**THE PROBLEM**
Reproduce the listing below character for character; drop every image.

# Start of MATERIALS PROVIDED

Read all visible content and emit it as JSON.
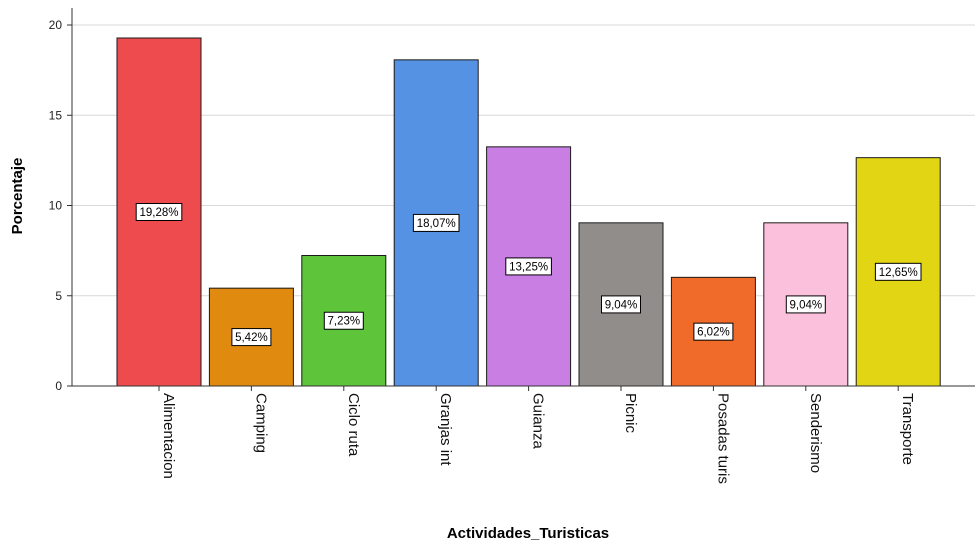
{
  "chart_data": {
    "type": "bar",
    "xlabel": "Actividades_Turisticas",
    "ylabel": "Porcentaje",
    "ylim": [
      0,
      21
    ],
    "yticks": [
      0,
      5,
      10,
      15,
      20
    ],
    "grid": true,
    "categories": [
      "Alimentacion",
      "Camping",
      "Ciclo ruta",
      "Granjas int",
      "Guianza",
      "Picnic",
      "Posadas turis",
      "Senderismo",
      "Transporte"
    ],
    "values": [
      19.28,
      5.42,
      7.23,
      18.07,
      13.25,
      9.04,
      6.02,
      9.04,
      12.65
    ],
    "data_labels": [
      "19,28%",
      "5,42%",
      "7,23%",
      "18,07%",
      "13,25%",
      "9,04%",
      "6,02%",
      "9,04%",
      "12,65%"
    ],
    "colors": [
      "#ee4b4f",
      "#e08a0f",
      "#5ec43a",
      "#5592e4",
      "#c97ee4",
      "#918d8a",
      "#f06a2a",
      "#fbc1dc",
      "#e2d514"
    ]
  }
}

# End of MATERIALS PROVIDED

**CORRECT RESULT**
Read all visible content and emit it as JSON.
{
  "chart_data": {
    "type": "bar",
    "xlabel": "Actividades_Turisticas",
    "ylabel": "Porcentaje",
    "ylim": [
      0,
      21
    ],
    "yticks": [
      0,
      5,
      10,
      15,
      20
    ],
    "grid": true,
    "categories": [
      "Alimentacion",
      "Camping",
      "Ciclo ruta",
      "Granjas int",
      "Guianza",
      "Picnic",
      "Posadas turis",
      "Senderismo",
      "Transporte"
    ],
    "values": [
      19.28,
      5.42,
      7.23,
      18.07,
      13.25,
      9.04,
      6.02,
      9.04,
      12.65
    ],
    "data_labels": [
      "19,28%",
      "5,42%",
      "7,23%",
      "18,07%",
      "13,25%",
      "9,04%",
      "6,02%",
      "9,04%",
      "12,65%"
    ],
    "colors": [
      "#ee4b4f",
      "#e08a0f",
      "#5ec43a",
      "#5592e4",
      "#c97ee4",
      "#918d8a",
      "#f06a2a",
      "#fbc1dc",
      "#e2d514"
    ]
  }
}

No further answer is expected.